* **Request**:
Print every record below exactly as written.
———
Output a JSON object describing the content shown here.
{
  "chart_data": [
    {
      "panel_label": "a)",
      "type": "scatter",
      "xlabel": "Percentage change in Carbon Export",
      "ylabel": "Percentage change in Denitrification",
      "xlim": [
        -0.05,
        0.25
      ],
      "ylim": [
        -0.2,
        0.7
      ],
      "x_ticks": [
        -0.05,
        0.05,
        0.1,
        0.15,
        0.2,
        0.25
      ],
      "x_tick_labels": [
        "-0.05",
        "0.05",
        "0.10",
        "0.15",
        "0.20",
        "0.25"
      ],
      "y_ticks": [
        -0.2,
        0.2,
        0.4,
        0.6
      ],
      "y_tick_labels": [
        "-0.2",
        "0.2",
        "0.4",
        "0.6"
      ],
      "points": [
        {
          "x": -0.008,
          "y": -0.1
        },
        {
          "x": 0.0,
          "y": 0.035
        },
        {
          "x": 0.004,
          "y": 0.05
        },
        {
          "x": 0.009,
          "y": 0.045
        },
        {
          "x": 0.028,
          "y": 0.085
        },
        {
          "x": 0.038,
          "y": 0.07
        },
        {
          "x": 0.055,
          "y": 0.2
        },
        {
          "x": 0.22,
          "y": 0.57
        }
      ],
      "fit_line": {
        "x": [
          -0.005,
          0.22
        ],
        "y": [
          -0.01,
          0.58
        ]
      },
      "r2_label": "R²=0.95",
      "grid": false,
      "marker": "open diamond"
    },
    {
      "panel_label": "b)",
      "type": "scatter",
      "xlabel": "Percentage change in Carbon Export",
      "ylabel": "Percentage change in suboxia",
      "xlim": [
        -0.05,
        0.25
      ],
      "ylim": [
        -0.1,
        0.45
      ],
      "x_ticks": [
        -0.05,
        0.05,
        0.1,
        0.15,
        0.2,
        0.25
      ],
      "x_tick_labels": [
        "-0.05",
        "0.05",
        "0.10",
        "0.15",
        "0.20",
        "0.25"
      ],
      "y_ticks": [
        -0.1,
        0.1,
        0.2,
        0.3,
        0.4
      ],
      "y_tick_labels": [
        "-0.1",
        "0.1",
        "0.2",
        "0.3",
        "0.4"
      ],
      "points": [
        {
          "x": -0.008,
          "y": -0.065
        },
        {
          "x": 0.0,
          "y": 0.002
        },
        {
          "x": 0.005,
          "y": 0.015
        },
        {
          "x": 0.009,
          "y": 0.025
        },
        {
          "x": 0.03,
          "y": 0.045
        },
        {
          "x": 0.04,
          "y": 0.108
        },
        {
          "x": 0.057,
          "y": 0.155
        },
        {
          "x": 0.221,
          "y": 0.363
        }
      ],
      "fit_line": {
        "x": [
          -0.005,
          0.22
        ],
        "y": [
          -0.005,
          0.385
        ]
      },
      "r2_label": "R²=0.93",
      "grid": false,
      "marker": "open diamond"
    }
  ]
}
———
* **Exercise result**:
Output a JSON object describing the content shown here.
{
  "chart_data": [
    {
      "panel_label": "a)",
      "type": "scatter",
      "xlabel": "Percentage change in Carbon Export",
      "ylabel": "Percentage change in Denitrification",
      "xlim": [
        -0.05,
        0.25
      ],
      "ylim": [
        -0.2,
        0.7
      ],
      "x_ticks": [
        -0.05,
        0.05,
        0.1,
        0.15,
        0.2,
        0.25
      ],
      "x_tick_labels": [
        "-0.05",
        "0.05",
        "0.10",
        "0.15",
        "0.20",
        "0.25"
      ],
      "y_ticks": [
        -0.2,
        0.2,
        0.4,
        0.6
      ],
      "y_tick_labels": [
        "-0.2",
        "0.2",
        "0.4",
        "0.6"
      ],
      "points": [
        {
          "x": -0.008,
          "y": -0.1
        },
        {
          "x": 0.0,
          "y": 0.035
        },
        {
          "x": 0.004,
          "y": 0.05
        },
        {
          "x": 0.009,
          "y": 0.045
        },
        {
          "x": 0.028,
          "y": 0.085
        },
        {
          "x": 0.038,
          "y": 0.07
        },
        {
          "x": 0.055,
          "y": 0.2
        },
        {
          "x": 0.22,
          "y": 0.57
        }
      ],
      "fit_line": {
        "x": [
          -0.005,
          0.22
        ],
        "y": [
          -0.01,
          0.58
        ]
      },
      "r2_label": "R²=0.95",
      "grid": false,
      "marker": "open diamond"
    },
    {
      "panel_label": "b)",
      "type": "scatter",
      "xlabel": "Percentage change in Carbon Export",
      "ylabel": "Percentage change in suboxia",
      "xlim": [
        -0.05,
        0.25
      ],
      "ylim": [
        -0.1,
        0.45
      ],
      "x_ticks": [
        -0.05,
        0.05,
        0.1,
        0.15,
        0.2,
        0.25
      ],
      "x_tick_labels": [
        "-0.05",
        "0.05",
        "0.10",
        "0.15",
        "0.20",
        "0.25"
      ],
      "y_ticks": [
        -0.1,
        0.1,
        0.2,
        0.3,
        0.4
      ],
      "y_tick_labels": [
        "-0.1",
        "0.1",
        "0.2",
        "0.3",
        "0.4"
      ],
      "points": [
        {
          "x": -0.008,
          "y": -0.065
        },
        {
          "x": 0.0,
          "y": 0.002
        },
        {
          "x": 0.005,
          "y": 0.015
        },
        {
          "x": 0.009,
          "y": 0.025
        },
        {
          "x": 0.03,
          "y": 0.045
        },
        {
          "x": 0.04,
          "y": 0.108
        },
        {
          "x": 0.057,
          "y": 0.155
        },
        {
          "x": 0.221,
          "y": 0.363
        }
      ],
      "fit_line": {
        "x": [
          -0.005,
          0.22
        ],
        "y": [
          -0.005,
          0.385
        ]
      },
      "r2_label": "R²=0.93",
      "grid": false,
      "marker": "open diamond"
    }
  ]
}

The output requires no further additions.